## Exercise directions
Where the word "dyspnea" occurs in a line, return that line.
--- Start Material for the task ---
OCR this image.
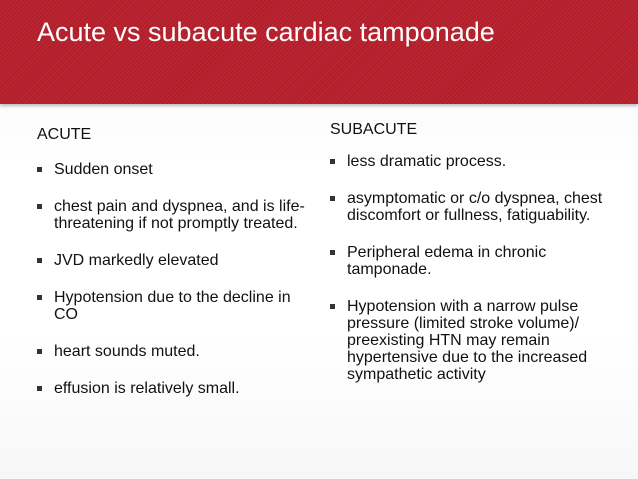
Acute vs subacute cardiac tamponade
ACUTE
Sudden onset
chest pain and dyspnea, and is life-threatening if not promptly treated.
JVD markedly elevated
Hypotension due to the decline in CO
heart sounds muted.
effusion is relatively small.
SUBACUTE
less dramatic process.
asymptomatic or c/o dyspnea, chest discomfort or fullness, fatiguability.
Peripheral edema in chronic tamponade.
Hypotension with a narrow pulse pressure (limited stroke volume)/ preexisting HTN may remain hypertensive due to the increased sympathetic activity
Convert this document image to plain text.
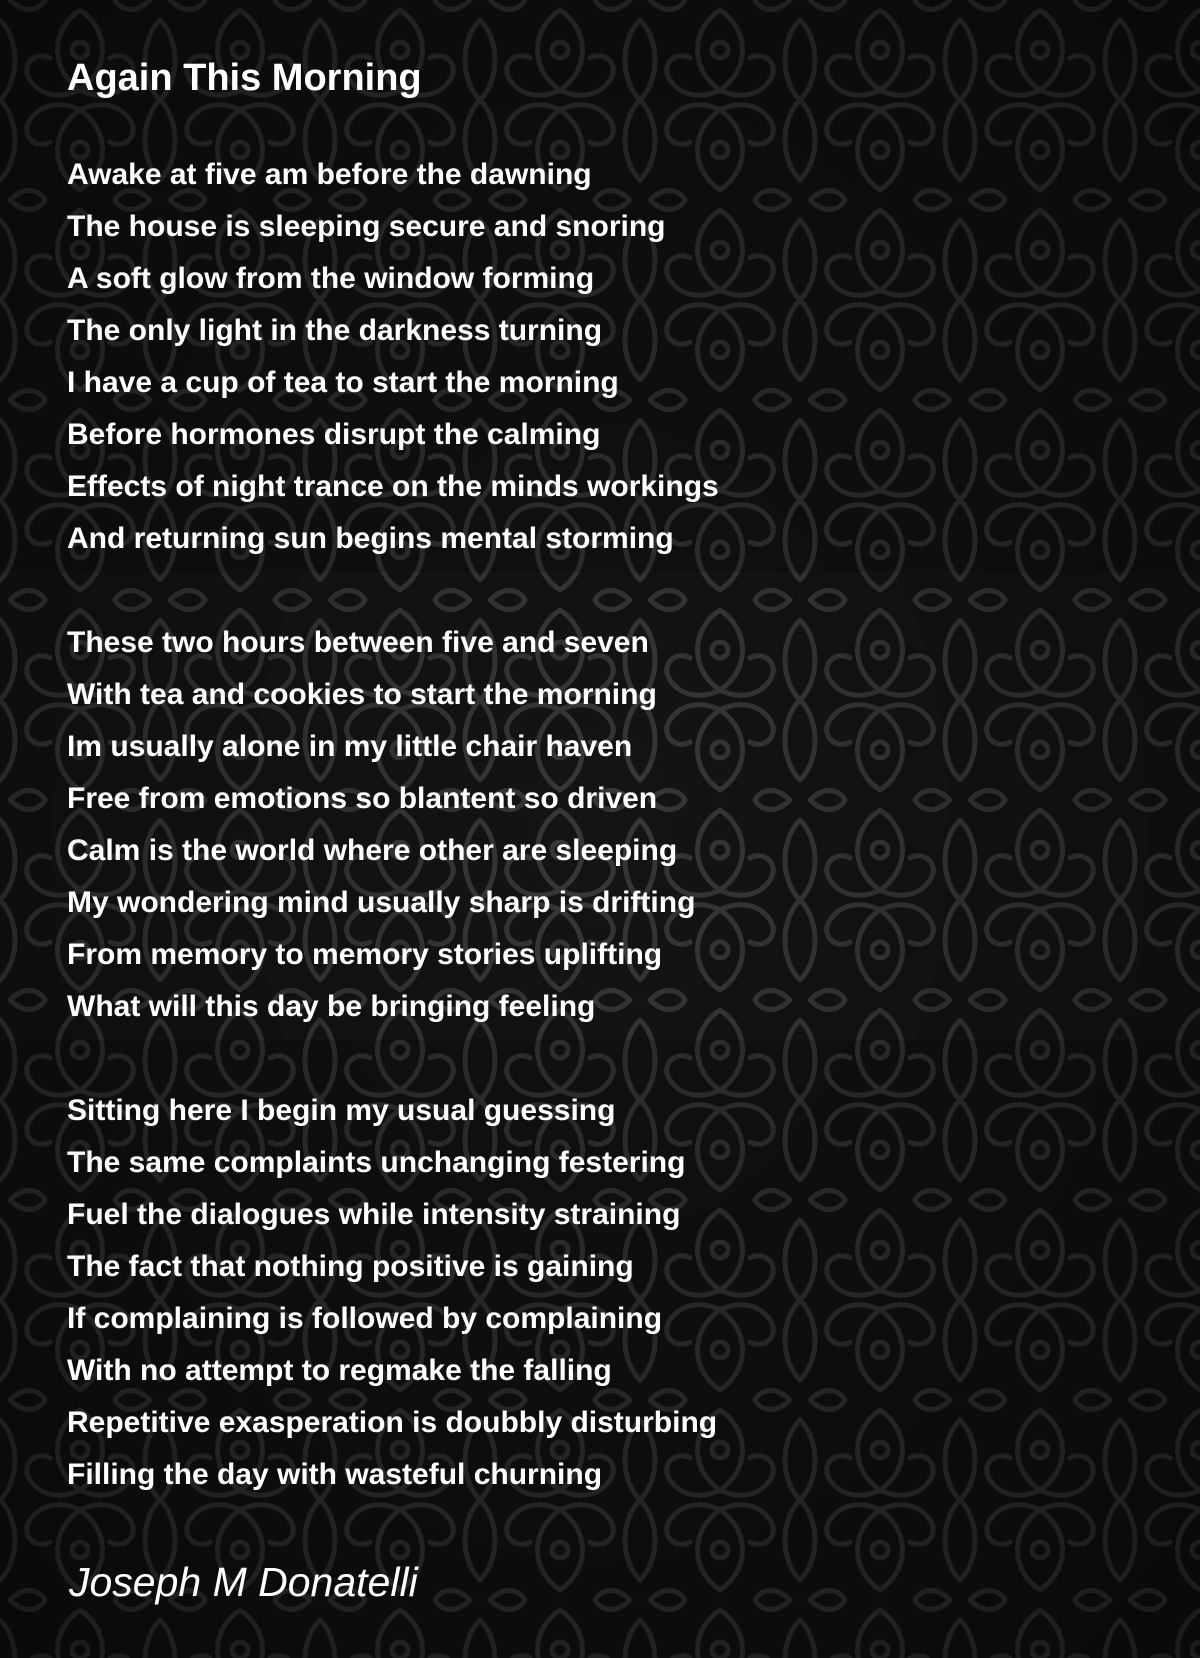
Again This Morning
Awake at five am before the dawning
The house is sleeping secure and snoring
A soft glow from the window forming
The only light in the darkness turning
I have a cup of tea to start the morning
Before hormones disrupt the calming
Effects of night trance on the minds workings
And returning sun begins mental storming
These two hours between five and seven
With tea and cookies to start the morning
Im usually alone in my little chair haven
Free from emotions so blantent so driven
Calm is the world where other are sleeping
My wondering mind usually sharp is drifting
From memory to memory stories uplifting
What will this day be bringing feeling
Sitting here I begin my usual guessing
The same complaints unchanging festering
Fuel the dialogues while intensity straining
The fact that nothing positive is gaining
If complaining is followed by complaining
With no attempt to regmake the falling
Repetitive exasperation is doubbly disturbing
Filling the day with wasteful churning
Joseph M Donatelli
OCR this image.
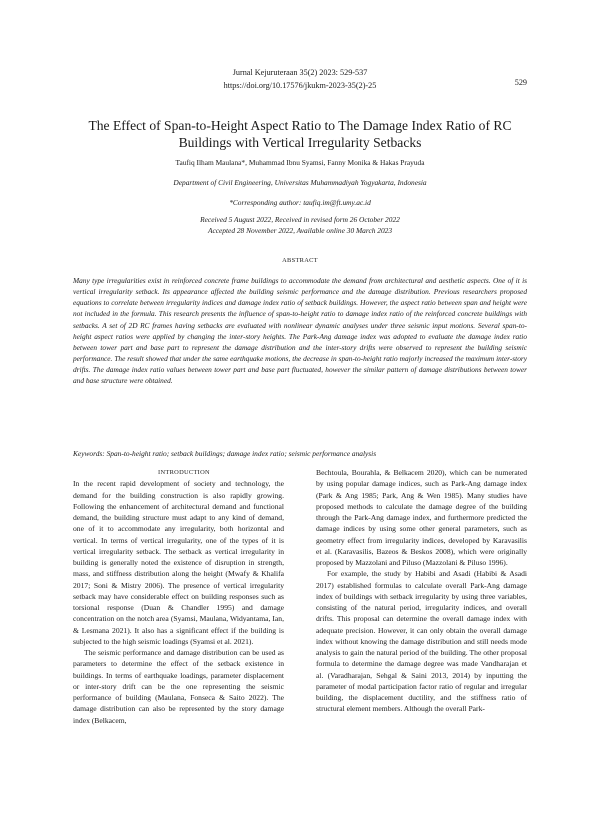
Jurnal Kejuruteraan 35(2) 2023: 529-537
https://doi.org/10.17576/jkukm-2023-35(2)-25	529
The Effect of Span-to-Height Aspect Ratio to The Damage Index Ratio of RC
Buildings with Vertical Irregularity Setbacks
Taufiq Ilham Maulana*, Muhammad Ibnu Syamsi, Fanny Monika & Hakas Prayuda
Department of Civil Engineering, Universitas Muhammadiyah Yogyakarta, Indonesia
*Corresponding author: taufiq.im@ft.umy.ac.id
Received 5 August 2022, Received in revised form 26 October 2022
Accepted 28 November 2022, Available online 30 March 2023
ABSTRACT

Many type irregularities exist in reinforced concrete frame buildings to accommodate the demand from architectural and aesthetic aspects. One of it is vertical irregularity setback. Its appearance affected the building seismic performance and the damage distribution. Previous researchers proposed equations to correlate between irregularity indices and damage index ratio of setback buildings. However, the aspect ratio between span and height were not included in the formula. This research presents the influence of span-to-height ratio to damage index ratio of the reinforced concrete buildings with setbacks. A set of 2D RC frames having setbacks are evaluated with nonlinear dynamic analyses under three seismic input motions. Several span-to-height aspect ratios were applied by changing the inter-story heights. The Park-Ang damage index was adopted to evaluate the damage index ratio between tower part and base part to represent the damage distribution and the inter-story drifts were observed to represent the building seismic performance. The result showed that under the same earthquake motions, the decrease in span-to-height ratio majorly increased the maximum inter-story drifts. The damage index ratio values between tower part and base part fluctuated, however the similar pattern of damage distributions between tower and base structure were obtained.

Keywords: Span-to-height ratio; setback buildings; damage index ratio; seismic performance analysis

INTRODUCTION

In the recent rapid development of society and technology, the demand for the building construction is also rapidly growing. Following the enhancement of architectural demand and functional demand, the building structure must adapt to any kind of demand, one of it to accommodate any irregularity, both horizontal and vertical. In terms of vertical irregularity, one of the types of it is vertical irregularity setback. The setback as vertical irregularity in building is generally noted the existence of disruption in strength, mass, and stiffness distribution along the height (Mwafy & Khalifa 2017; Soni & Mistry 2006). The presence of vertical irregularity setback may have considerable effect on building responses such as torsional response (Duan & Chandler 1995) and damage concentration on the notch area (Syamsi, Maulana, Widyantama, Ian, & Lesmana 2021). It also has a significant effect if the building is subjected to the high seismic loadings (Syamsi et al. 2021).

The seismic performance and damage distribution can be used as parameters to determine the effect of the setback existence in buildings. In terms of earthquake loadings, parameter displacement or inter-story drift can be the one representing the seismic performance of building (Maulana, Fonseca & Saito 2022). The damage distribution can also be represented by the story damage index (Belkacem,

Bechtoula, Bourahla, & Belkacem 2020), which can be numerated by using popular damage indices, such as Park-Ang damage index (Park & Ang 1985; Park, Ang & Wen 1985). Many studies have proposed methods to calculate the damage degree of the building through the Park-Ang damage index, and furthermore predicted the damage indices by using some other general parameters, such as geometry effect from irregularity indices, developed by Karavasilis et al. (Karavasilis, Bazeos & Beskos 2008), which were originally proposed by Mazzolani and Piluso (Mazzolani & Piluso 1996).

For example, the study by Habibi and Asadi (Habibi & Asadi 2017) established formulas to calculate overall Park-Ang damage index of buildings with setback irregularity by using three variables, consisting of the natural period, irregularity indices, and overall drifts. This proposal can determine the overall damage index with adequate precision. However, it can only obtain the overall damage index without knowing the damage distribution and still needs mode analysis to gain the natural period of the building. The other proposal formula to determine the damage degree was made Vandharajan et al. (Varadharajan, Sehgal & Saini 2013, 2014) by inputting the parameter of modal participation factor ratio of regular and irregular building, the displacement ductility, and the stiffness ratio of structural element members. Although the overall Park-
--- End Material for the task ---
## Answer to this problem
chest pain and dyspnea, and is life-threatening if not promptly treated.
asymptomatic or c/o dyspnea, chest discomfort or fullness, fatiguability.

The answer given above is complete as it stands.